What you are asked to do: Gather each line containing the string "this" from these entries.

Provided data:
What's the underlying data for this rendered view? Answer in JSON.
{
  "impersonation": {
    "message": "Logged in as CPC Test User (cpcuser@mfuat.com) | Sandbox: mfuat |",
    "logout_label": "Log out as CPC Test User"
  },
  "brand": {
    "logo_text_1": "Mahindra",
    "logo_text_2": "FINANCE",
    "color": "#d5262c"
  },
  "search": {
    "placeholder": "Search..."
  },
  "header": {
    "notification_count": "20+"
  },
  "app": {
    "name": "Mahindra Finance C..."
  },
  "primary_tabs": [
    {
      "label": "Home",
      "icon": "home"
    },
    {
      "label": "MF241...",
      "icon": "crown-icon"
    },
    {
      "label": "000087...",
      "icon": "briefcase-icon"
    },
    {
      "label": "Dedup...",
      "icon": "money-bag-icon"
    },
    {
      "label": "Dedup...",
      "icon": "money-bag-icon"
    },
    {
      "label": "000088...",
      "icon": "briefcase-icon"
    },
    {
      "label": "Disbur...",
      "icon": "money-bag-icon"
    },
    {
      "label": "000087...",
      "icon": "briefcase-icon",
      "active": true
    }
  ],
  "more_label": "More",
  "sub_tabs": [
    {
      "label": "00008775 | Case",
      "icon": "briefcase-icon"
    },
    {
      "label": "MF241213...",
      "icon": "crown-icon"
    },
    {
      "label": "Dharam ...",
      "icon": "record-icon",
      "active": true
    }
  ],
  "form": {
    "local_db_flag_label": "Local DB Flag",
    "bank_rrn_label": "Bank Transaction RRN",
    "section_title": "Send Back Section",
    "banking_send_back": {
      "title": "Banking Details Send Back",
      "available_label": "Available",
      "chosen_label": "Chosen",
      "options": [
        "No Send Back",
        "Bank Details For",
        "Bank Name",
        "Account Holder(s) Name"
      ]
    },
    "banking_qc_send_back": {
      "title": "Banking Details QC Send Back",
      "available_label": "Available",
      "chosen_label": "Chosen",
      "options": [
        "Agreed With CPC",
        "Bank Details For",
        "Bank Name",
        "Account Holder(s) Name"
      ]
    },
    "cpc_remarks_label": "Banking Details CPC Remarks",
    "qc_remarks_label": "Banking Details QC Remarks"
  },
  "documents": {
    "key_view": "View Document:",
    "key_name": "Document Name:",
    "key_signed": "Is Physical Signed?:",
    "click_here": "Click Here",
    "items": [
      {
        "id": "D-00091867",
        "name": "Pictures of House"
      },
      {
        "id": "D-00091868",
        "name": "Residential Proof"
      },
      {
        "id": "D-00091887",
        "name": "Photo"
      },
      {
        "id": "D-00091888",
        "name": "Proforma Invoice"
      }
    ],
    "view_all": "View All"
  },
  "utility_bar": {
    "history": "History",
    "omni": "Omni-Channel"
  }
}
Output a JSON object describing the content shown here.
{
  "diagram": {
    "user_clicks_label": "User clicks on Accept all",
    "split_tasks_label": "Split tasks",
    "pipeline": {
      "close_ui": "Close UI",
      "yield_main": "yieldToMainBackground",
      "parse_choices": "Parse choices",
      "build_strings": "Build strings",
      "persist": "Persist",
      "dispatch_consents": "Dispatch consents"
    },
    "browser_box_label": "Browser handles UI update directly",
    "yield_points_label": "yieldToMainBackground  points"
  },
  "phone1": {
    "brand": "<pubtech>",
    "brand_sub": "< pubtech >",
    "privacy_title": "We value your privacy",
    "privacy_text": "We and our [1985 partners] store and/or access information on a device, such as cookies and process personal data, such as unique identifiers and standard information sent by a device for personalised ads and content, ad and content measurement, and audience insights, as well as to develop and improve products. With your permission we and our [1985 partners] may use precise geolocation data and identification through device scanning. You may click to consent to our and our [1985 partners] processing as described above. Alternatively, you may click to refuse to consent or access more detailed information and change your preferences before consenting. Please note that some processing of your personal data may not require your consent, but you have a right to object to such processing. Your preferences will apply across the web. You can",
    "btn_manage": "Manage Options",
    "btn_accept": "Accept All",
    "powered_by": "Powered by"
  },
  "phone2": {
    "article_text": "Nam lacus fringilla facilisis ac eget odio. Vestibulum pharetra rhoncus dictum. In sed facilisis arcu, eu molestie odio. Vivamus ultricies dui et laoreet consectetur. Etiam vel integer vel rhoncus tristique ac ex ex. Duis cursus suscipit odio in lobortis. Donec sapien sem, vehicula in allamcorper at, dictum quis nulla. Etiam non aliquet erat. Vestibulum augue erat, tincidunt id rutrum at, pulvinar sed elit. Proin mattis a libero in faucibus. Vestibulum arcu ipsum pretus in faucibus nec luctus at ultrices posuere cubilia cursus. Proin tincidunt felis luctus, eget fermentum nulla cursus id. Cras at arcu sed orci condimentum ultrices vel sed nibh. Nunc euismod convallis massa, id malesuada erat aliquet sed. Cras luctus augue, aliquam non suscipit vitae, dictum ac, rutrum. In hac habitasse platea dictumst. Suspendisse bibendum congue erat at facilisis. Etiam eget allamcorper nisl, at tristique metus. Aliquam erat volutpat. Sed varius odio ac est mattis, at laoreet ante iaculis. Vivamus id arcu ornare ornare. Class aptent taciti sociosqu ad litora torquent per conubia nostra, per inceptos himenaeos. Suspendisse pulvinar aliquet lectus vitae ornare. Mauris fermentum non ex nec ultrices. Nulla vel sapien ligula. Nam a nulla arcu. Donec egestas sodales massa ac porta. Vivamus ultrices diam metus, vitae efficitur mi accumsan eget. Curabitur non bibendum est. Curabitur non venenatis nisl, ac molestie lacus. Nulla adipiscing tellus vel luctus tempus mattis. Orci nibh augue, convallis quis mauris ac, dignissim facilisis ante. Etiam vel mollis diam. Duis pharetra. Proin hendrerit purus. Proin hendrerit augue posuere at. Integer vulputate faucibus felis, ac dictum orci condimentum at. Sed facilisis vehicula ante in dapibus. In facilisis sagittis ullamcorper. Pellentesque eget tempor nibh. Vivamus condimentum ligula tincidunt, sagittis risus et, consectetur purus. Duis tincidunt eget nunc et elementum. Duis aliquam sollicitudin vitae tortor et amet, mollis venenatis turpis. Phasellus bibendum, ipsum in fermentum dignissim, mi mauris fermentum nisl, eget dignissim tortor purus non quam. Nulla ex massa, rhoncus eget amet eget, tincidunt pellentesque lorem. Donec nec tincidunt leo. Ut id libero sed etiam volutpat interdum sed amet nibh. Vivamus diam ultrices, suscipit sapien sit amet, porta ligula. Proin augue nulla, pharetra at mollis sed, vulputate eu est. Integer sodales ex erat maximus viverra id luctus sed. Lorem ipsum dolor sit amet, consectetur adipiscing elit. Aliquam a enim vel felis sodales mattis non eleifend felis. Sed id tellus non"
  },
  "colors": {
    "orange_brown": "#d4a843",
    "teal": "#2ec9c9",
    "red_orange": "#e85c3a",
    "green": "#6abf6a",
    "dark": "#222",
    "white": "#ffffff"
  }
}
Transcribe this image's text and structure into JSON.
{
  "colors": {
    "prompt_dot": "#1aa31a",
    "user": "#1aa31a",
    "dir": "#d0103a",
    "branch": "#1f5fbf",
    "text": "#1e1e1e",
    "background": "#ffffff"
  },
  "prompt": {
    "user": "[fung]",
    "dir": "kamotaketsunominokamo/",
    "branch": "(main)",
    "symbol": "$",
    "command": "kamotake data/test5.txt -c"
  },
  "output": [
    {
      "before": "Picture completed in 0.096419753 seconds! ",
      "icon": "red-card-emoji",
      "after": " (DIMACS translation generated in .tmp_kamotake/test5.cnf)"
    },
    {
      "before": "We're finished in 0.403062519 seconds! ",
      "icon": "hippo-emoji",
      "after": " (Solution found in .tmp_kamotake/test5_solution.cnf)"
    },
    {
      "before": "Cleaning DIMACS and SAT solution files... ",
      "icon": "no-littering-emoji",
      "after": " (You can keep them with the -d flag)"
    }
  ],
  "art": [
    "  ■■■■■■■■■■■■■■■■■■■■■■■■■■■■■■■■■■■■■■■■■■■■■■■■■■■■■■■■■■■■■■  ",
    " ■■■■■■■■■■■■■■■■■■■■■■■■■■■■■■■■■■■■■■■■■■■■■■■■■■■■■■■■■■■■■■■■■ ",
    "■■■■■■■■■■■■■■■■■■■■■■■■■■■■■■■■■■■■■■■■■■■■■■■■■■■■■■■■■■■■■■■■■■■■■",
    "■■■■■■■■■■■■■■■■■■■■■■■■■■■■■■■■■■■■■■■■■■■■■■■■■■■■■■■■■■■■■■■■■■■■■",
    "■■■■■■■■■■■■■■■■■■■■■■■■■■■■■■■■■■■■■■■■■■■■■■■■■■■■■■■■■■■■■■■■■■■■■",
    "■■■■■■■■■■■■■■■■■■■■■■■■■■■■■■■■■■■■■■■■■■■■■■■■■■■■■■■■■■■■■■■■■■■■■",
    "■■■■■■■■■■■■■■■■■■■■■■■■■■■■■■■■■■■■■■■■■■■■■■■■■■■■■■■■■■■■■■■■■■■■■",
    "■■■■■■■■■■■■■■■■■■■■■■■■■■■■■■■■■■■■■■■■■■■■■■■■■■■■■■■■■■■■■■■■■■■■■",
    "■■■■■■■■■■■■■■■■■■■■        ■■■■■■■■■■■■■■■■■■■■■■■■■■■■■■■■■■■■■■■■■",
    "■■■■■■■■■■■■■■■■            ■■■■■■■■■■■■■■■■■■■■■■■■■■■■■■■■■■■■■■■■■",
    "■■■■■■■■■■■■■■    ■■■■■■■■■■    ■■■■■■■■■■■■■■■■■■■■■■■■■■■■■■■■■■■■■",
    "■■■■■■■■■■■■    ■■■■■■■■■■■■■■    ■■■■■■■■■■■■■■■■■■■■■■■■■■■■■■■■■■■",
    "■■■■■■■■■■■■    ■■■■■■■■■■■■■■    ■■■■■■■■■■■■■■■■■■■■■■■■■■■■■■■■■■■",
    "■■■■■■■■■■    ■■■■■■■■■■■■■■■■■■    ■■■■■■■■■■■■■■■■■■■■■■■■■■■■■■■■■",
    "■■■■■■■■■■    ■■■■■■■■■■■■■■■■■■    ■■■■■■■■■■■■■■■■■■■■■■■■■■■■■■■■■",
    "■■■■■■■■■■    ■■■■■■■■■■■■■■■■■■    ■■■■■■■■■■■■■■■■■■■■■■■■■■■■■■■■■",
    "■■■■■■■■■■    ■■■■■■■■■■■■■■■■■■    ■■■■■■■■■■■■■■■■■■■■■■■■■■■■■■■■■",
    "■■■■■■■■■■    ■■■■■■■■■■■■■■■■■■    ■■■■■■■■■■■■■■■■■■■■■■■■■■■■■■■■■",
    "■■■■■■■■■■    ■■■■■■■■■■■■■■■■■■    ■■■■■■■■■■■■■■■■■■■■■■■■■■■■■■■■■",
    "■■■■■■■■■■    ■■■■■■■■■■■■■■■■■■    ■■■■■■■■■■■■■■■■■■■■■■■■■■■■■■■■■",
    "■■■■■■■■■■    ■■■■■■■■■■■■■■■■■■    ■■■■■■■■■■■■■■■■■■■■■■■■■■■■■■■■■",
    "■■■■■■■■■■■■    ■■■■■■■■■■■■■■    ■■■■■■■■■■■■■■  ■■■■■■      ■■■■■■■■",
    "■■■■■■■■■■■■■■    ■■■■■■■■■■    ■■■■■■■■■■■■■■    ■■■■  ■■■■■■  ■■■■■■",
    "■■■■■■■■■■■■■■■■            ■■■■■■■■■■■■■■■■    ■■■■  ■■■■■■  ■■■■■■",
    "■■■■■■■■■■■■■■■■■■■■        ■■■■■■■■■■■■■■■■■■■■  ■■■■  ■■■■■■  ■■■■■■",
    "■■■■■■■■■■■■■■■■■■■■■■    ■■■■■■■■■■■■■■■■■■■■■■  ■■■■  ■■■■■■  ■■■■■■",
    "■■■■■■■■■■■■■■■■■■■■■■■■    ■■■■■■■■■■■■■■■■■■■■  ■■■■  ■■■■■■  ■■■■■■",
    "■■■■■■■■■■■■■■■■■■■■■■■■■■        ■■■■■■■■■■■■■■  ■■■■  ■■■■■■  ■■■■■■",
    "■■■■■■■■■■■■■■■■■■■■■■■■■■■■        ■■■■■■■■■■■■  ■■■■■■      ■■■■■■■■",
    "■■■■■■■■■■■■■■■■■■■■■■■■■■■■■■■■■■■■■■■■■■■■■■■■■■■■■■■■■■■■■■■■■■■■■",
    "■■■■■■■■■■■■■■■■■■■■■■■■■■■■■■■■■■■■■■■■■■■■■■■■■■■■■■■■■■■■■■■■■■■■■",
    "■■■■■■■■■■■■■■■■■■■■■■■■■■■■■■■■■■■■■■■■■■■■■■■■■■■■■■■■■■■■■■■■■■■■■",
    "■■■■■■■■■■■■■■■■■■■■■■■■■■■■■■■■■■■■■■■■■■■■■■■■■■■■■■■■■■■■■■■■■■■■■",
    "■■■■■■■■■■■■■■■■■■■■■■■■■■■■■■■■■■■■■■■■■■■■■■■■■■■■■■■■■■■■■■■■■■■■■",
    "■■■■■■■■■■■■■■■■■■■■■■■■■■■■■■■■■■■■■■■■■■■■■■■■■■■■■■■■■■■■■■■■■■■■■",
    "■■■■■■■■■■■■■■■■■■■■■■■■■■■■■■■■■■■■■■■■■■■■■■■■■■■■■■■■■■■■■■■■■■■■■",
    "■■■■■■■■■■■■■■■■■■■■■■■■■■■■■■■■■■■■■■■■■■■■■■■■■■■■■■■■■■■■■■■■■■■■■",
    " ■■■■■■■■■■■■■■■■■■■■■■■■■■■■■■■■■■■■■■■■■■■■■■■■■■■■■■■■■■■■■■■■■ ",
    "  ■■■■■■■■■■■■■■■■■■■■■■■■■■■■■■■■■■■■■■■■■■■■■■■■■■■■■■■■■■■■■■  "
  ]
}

Written solution:
What's the underlying data for this rendered view? Answer in JSON.
Transcribe this image's text and structure into JSON.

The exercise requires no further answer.